[Saved data entries]

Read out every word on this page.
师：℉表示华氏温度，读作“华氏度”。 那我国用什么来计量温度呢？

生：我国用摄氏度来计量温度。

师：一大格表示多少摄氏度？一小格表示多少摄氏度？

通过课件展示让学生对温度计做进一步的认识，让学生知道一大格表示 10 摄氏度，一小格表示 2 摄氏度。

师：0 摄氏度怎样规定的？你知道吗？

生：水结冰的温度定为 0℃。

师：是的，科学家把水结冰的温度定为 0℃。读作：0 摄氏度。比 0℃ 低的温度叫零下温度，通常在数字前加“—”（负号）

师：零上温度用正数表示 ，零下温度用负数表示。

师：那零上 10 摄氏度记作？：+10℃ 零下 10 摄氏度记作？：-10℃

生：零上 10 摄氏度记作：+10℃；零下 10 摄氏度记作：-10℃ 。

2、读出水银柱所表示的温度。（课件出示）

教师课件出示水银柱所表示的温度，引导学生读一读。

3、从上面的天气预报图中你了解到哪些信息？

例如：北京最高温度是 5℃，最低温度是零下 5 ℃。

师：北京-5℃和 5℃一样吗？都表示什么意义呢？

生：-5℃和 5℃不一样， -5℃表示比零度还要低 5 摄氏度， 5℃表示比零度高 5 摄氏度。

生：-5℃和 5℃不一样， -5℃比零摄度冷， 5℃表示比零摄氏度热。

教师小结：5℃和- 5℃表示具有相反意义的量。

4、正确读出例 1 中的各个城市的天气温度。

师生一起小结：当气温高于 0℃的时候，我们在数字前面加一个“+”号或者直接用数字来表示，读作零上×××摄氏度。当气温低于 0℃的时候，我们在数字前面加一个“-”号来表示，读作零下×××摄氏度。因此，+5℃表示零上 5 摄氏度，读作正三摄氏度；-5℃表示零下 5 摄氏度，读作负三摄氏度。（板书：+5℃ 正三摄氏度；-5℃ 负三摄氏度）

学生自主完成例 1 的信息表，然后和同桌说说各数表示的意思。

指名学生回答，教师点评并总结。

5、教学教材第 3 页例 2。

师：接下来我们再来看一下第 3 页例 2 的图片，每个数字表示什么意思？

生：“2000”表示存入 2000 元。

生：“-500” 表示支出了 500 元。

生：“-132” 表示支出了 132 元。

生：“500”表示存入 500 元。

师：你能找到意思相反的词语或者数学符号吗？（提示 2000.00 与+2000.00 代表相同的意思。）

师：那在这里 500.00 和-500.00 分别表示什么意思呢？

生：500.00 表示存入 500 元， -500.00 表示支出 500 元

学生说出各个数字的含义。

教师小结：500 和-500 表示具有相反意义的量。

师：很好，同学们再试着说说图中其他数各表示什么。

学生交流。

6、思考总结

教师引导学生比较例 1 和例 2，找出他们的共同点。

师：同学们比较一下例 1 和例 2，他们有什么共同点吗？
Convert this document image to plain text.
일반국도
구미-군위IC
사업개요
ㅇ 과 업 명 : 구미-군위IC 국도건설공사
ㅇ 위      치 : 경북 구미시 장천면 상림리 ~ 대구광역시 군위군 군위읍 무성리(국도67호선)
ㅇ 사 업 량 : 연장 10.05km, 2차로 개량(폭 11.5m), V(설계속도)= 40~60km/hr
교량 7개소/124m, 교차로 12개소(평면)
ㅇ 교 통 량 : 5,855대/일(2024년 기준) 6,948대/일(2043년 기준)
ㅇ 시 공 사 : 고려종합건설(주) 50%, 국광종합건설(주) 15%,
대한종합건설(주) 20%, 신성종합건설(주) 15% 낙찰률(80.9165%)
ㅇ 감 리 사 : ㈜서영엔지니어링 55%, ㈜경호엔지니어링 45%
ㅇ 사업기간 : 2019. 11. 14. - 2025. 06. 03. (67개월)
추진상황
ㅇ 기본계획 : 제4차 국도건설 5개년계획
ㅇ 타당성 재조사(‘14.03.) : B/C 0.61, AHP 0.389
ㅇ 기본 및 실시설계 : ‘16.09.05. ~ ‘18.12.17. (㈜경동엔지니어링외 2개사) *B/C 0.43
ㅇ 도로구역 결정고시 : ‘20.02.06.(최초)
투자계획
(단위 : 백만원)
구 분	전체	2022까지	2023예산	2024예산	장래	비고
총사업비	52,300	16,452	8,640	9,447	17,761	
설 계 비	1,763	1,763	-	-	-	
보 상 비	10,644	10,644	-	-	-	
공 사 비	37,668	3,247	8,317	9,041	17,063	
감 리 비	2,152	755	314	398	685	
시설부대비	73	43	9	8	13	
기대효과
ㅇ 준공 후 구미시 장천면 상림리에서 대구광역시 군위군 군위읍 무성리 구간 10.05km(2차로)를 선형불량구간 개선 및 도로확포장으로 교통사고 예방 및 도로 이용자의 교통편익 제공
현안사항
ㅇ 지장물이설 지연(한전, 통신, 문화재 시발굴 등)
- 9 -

AIM: Write out every entry word for word.

COMPLETED TASK:
Read out every word on this page.
师：℉表示华氏温度，读作“华氏度”。 那我国用什么来计量温度呢？

生：我国用摄氏度来计量温度。

师：一大格表示多少摄氏度？一小格表示多少摄氏度？

通过课件展示让学生对温度计做进一步的认识，让学生知道一大格表示 10 摄氏度，一小格表示 2 摄氏度。

师：0 摄氏度怎样规定的？你知道吗？

生：水结冰的温度定为 0℃。

师：是的，科学家把水结冰的温度定为 0℃。读作：0 摄氏度。比 0℃ 低的温度叫零下温度，通常在数字前加“—”（负号）

师：零上温度用正数表示 ，零下温度用负数表示。

师：那零上 10 摄氏度记作？：+10℃ 零下 10 摄氏度记作？：-10℃

生：零上 10 摄氏度记作：+10℃；零下 10 摄氏度记作：-10℃ 。

2、读出水银柱所表示的温度。（课件出示）

教师课件出示水银柱所表示的温度，引导学生读一读。

3、从上面的天气预报图中你了解到哪些信息？

例如：北京最高温度是 5℃，最低温度是零下 5 ℃。

师：北京-5℃和 5℃一样吗？都表示什么意义呢？

生：-5℃和 5℃不一样， -5℃表示比零度还要低 5 摄氏度， 5℃表示比零度高 5 摄氏度。

生：-5℃和 5℃不一样， -5℃比零摄度冷， 5℃表示比零摄氏度热。

教师小结：5℃和- 5℃表示具有相反意义的量。

4、正确读出例 1 中的各个城市的天气温度。

师生一起小结：当气温高于 0℃的时候，我们在数字前面加一个“+”号或者直接用数字来表示，读作零上×××摄氏度。当气温低于 0℃的时候，我们在数字前面加一个“-”号来表示，读作零下×××摄氏度。因此，+5℃表示零上 5 摄氏度，读作正三摄氏度；-5℃表示零下 5 摄氏度，读作负三摄氏度。（板书：+5℃ 正三摄氏度；-5℃ 负三摄氏度）

学生自主完成例 1 的信息表，然后和同桌说说各数表示的意思。

指名学生回答，教师点评并总结。

5、教学教材第 3 页例 2。

师：接下来我们再来看一下第 3 页例 2 的图片，每个数字表示什么意思？

生：“2000”表示存入 2000 元。

生：“-500” 表示支出了 500 元。

生：“-132” 表示支出了 132 元。

生：“500”表示存入 500 元。

师：你能找到意思相反的词语或者数学符号吗？（提示 2000.00 与+2000.00 代表相同的意思。）

师：那在这里 500.00 和-500.00 分别表示什么意思呢？

生：500.00 表示存入 500 元， -500.00 表示支出 500 元

学生说出各个数字的含义。

教师小结：500 和-500 表示具有相反意义的量。

师：很好，同学们再试着说说图中其他数各表示什么。

学生交流。

6、思考总结

教师引导学生比较例 1 和例 2，找出他们的共同点。

师：同学们比较一下例 1 和例 2，他们有什么共同点吗？
Convert this document image to plain text.
일반국도
구미-군위IC
사업개요
ㅇ 과 업 명 : 구미-군위IC 국도건설공사
ㅇ 위      치 : 경북 구미시 장천면 상림리 ~ 대구광역시 군위군 군위읍 무성리(국도67호선)
ㅇ 사 업 량 : 연장 10.05km, 2차로 개량(폭 11.5m), V(설계속도)= 40~60km/hr
교량 7개소/124m, 교차로 12개소(평면)
ㅇ 교 통 량 : 5,855대/일(2024년 기준) 6,948대/일(2043년 기준)
ㅇ 시 공 사 : 고려종합건설(주) 50%, 국광종합건설(주) 15%,
대한종합건설(주) 20%, 신성종합건설(주) 15% 낙찰률(80.9165%)
ㅇ 감 리 사 : ㈜서영엔지니어링 55%, ㈜경호엔지니어링 45%
ㅇ 사업기간 : 2019. 11. 14. - 2025. 06. 03. (67개월)
추진상황
ㅇ 기본계획 : 제4차 국도건설 5개년계획
ㅇ 타당성 재조사(‘14.03.) : B/C 0.61, AHP 0.389
ㅇ 기본 및 실시설계 : ‘16.09.05. ~ ‘18.12.17. (㈜경동엔지니어링외 2개사) *B/C 0.43
ㅇ 도로구역 결정고시 : ‘20.02.06.(최초)
투자계획
(단위 : 백만원)
구 분	전체	2022까지	2023예산	2024예산	장래	비고
총사업비	52,300	16,452	8,640	9,447	17,761	
설 계 비	1,763	1,763	-	-	-	
보 상 비	10,644	10,644	-	-	-	
공 사 비	37,668	3,247	8,317	9,041	17,063	
감 리 비	2,152	755	314	398	685	
시설부대비	73	43	9	8	13	
기대효과
ㅇ 준공 후 구미시 장천면 상림리에서 대구광역시 군위군 군위읍 무성리 구간 10.05km(2차로)를 선형불량구간 개선 및 도로확포장으로 교통사고 예방 및 도로 이용자의 교통편익 제공
현안사항
ㅇ 지장물이설 지연(한전, 통신, 문화재 시발굴 등)
- 9 -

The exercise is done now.